**Problem statement**
Go through the records and copy each line where the word "BLACK" occurs.

[Collection entries]
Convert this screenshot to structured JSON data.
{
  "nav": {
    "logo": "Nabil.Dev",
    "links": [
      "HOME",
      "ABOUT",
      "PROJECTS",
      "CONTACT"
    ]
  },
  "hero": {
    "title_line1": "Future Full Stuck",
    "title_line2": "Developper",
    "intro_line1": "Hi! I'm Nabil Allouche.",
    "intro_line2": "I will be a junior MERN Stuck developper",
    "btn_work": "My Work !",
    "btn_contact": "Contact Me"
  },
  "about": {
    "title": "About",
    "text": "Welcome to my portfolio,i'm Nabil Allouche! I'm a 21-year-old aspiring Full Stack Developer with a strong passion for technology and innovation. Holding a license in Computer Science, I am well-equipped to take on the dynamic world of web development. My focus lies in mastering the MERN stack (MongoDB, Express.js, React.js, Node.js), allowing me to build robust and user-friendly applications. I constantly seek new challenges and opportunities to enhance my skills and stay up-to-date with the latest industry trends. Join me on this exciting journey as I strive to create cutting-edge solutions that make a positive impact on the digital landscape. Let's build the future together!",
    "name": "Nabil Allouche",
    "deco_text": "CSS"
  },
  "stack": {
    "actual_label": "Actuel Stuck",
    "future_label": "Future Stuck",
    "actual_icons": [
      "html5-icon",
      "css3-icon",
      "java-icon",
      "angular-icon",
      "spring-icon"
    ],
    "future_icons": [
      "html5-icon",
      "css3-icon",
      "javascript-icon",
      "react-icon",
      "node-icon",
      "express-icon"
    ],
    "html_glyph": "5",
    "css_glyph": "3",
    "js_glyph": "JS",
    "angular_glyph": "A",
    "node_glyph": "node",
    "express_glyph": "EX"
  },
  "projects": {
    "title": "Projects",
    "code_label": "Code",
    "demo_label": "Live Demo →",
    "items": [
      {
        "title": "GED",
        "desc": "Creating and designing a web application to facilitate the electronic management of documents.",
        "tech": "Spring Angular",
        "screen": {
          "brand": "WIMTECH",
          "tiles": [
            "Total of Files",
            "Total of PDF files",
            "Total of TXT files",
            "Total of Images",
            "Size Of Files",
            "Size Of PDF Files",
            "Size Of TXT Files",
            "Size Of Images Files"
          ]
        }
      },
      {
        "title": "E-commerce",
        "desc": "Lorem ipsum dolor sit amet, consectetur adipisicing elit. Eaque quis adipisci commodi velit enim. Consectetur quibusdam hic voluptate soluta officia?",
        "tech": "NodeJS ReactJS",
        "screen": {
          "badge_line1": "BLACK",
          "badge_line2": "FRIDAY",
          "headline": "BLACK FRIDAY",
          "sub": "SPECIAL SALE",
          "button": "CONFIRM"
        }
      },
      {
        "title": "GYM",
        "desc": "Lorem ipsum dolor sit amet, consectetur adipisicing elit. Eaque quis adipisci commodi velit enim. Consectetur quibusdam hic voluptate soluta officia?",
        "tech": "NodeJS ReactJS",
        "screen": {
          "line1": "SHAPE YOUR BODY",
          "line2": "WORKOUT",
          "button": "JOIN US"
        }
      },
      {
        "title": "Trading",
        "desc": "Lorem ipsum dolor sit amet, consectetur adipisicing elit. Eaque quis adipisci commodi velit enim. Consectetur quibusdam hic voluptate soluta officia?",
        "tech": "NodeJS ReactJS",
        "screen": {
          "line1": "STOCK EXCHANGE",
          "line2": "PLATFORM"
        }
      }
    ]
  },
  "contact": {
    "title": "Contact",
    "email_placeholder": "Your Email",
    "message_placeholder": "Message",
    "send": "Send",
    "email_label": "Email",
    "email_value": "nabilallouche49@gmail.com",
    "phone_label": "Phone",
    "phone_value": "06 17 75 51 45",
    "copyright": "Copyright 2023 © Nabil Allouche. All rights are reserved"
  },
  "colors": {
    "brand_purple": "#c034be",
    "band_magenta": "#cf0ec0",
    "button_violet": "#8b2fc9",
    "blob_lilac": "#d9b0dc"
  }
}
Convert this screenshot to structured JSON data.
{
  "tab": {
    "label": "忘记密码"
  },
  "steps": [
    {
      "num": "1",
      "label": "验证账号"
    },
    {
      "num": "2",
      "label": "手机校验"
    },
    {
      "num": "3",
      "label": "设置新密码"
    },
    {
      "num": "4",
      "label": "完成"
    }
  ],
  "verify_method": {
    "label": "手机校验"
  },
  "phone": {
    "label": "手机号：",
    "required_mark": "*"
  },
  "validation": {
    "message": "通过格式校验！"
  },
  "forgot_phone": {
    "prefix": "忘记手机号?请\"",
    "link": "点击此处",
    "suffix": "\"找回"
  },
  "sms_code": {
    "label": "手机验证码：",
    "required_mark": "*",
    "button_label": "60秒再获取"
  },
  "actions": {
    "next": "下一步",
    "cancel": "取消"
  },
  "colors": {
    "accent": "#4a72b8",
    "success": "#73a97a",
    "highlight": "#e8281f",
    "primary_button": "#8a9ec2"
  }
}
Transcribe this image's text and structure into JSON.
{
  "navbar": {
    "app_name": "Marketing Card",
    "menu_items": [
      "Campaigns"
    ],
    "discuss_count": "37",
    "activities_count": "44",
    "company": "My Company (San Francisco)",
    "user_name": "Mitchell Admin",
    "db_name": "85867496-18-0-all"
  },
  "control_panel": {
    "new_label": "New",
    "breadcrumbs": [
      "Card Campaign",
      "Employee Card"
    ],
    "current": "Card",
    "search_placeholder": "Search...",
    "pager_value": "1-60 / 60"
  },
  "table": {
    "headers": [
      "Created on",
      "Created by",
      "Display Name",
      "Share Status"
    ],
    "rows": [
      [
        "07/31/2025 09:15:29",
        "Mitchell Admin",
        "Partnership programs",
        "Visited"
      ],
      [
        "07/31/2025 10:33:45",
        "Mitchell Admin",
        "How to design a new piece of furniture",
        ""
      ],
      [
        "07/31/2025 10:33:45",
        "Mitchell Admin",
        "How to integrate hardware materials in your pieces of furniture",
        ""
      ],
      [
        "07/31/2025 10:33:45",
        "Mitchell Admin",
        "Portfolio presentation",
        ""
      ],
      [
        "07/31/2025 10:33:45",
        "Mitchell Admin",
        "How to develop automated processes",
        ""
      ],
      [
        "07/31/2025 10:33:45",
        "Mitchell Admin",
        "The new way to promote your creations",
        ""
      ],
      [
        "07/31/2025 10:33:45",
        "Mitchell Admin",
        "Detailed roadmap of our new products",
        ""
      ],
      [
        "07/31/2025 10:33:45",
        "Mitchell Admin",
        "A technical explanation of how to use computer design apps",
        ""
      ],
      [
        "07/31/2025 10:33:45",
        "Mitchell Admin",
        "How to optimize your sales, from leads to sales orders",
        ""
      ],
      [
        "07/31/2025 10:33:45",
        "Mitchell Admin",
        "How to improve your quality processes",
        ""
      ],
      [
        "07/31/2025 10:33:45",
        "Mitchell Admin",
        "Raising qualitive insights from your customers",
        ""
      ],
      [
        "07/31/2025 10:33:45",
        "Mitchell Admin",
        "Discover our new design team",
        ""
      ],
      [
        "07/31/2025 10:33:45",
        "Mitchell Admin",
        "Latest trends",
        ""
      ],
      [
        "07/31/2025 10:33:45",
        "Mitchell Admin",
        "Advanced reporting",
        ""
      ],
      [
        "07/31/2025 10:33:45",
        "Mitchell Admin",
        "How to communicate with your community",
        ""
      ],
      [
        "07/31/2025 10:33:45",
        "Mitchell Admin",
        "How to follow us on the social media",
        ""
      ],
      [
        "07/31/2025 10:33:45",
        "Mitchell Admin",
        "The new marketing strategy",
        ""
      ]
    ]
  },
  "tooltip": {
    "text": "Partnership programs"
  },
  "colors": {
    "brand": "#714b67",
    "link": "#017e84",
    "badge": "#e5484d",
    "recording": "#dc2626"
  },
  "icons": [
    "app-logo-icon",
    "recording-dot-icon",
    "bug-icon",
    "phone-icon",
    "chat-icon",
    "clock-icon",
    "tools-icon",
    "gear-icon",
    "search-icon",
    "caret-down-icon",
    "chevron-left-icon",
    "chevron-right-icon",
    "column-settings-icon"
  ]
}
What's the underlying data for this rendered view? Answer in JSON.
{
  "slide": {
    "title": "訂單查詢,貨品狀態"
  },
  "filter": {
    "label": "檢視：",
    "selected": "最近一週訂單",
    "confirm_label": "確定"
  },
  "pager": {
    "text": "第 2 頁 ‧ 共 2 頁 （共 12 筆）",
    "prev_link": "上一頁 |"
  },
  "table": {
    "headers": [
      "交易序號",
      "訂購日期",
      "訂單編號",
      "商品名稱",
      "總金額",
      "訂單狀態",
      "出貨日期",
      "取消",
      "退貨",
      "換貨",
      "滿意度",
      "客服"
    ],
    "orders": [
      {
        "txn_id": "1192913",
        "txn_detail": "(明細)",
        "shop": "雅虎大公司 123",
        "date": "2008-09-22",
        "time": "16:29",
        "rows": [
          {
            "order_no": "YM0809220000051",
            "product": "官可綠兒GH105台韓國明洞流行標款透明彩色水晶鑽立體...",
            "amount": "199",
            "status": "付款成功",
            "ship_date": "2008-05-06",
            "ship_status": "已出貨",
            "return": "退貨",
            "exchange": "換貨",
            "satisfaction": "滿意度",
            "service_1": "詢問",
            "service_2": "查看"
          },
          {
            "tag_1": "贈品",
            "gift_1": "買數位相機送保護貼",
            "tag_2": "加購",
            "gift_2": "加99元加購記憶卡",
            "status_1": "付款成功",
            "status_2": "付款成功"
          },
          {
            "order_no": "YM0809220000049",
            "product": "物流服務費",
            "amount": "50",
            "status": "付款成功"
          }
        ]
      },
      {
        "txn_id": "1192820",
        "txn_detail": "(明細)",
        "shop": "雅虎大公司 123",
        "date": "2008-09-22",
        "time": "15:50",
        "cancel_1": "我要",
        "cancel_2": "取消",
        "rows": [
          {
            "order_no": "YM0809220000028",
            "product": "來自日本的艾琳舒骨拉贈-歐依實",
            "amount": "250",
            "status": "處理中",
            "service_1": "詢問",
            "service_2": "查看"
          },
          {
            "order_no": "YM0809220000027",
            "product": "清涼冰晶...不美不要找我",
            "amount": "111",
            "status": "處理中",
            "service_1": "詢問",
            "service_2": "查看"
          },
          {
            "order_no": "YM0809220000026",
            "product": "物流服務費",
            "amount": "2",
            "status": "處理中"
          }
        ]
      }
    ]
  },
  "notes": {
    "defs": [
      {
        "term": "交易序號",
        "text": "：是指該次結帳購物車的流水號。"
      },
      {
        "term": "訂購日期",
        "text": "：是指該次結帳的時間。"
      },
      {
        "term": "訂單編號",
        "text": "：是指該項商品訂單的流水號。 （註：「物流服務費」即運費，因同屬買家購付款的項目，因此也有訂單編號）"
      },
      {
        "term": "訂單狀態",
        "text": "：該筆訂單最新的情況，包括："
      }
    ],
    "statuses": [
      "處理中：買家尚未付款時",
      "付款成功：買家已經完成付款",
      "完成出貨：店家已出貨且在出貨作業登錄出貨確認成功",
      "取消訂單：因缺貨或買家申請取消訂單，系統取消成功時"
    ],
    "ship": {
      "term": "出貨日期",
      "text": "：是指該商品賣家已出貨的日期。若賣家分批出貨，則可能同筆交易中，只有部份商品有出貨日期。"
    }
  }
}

**Exercise response**
          "badge_line1": "BLACK",
          "headline": "BLACK FRIDAY",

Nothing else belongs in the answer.